▸ Text segment
◇ ◇ ◇ ◇ ◇ ◇ ◇

In This Issue
Summer Bridge: A Vision for the Future of America’s Infrastructure
June 15, 2018 Volume 48 Issue 2
The articles in this issue, by academic and industry experts, focus on what’s needed to prepare US infrastructure systems for the coming decades.

The Future Design of Sustainable Infrastructure

Thursday, June 14, 2018

Author: Michael D. Lepech

As a critical set of systems, infrastructure forms much of the foundation for quality of life and enables national development and progress. However, it also consumes vast material resources and energy (Matos 2017). Thus, it is essential that it be designed using long-term design approaches that consider social, environmental, and economic impacts over many years of use.

What Is “Sustainable” Infrastructure?

◇ ◇ ◇ ◇ ◇ ◇ ◇

▸ To be done
In the infrastructure article:
1. What volume and issue of Summer Bridge is this?
2. Who wrote "The Future Design of Sustainable Infrastructure"?
3. What does infrastructure consume, according to the opening paragraph?
You won't need the items for this.

◇ ◇ ◇ ◇ ◇ ◇ ◇

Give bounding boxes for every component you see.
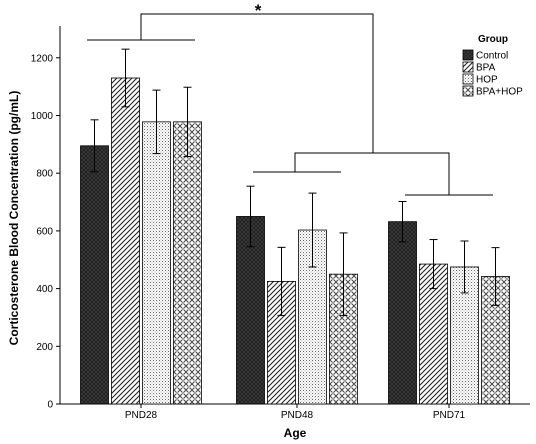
legend-swatch: [462, 61, 474, 73]
legend-label: Control: [476, 51, 508, 62]
error-bars: [90, 48, 500, 316]
bar: [173, 121, 202, 405]
legend-swatch: [462, 73, 474, 85]
x-axis-title: Age: [284, 426, 307, 440]
y-tick-label: 1000: [31, 111, 54, 122]
y-tick-label: 600: [36, 226, 53, 237]
legend-swatch: [462, 85, 474, 97]
x-ticks: PND28 PND48 PND71: [125, 404, 466, 421]
y-tick-label: 0: [47, 400, 53, 411]
x-tick-label: PND71: [433, 410, 466, 421]
significance-star: *: [255, 1, 262, 20]
y-tick-label: 400: [36, 284, 53, 295]
bracket-late: [294, 152, 450, 195]
x-tick-label: PND28: [125, 410, 158, 421]
y-tick-label: 1200: [31, 53, 54, 64]
bar: [111, 77, 140, 405]
significance-brackets: [87, 13, 493, 196]
bar: [388, 221, 417, 405]
y-axis-title: Corticosterone Blood Concentration (pg/m…: [7, 91, 21, 346]
x-tick-label: PND48: [281, 410, 314, 421]
bar: [142, 121, 171, 405]
bars: [80, 77, 510, 405]
bar: [80, 145, 109, 405]
legend-label: BPA: [476, 63, 496, 74]
bar: [236, 216, 265, 405]
y-tick-label: 800: [36, 169, 53, 180]
legend-title: Group: [478, 34, 508, 45]
y-tick-label: 200: [36, 342, 53, 353]
y-ticks: 0 200 400 600 800 1000 1200: [31, 53, 60, 411]
legend-swatch: [462, 49, 474, 61]
bracket-main: [140, 13, 374, 153]
legend-label: BPA+HOP: [476, 87, 523, 98]
legend-label: HOP: [476, 75, 498, 86]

◇ ◇ ◇ ◇ ◇ ◇ ◇

▸ Solution for this exercise
1. Volume 48, Issue 2
2. Michael D. Lepech
3. Vast material resources and energy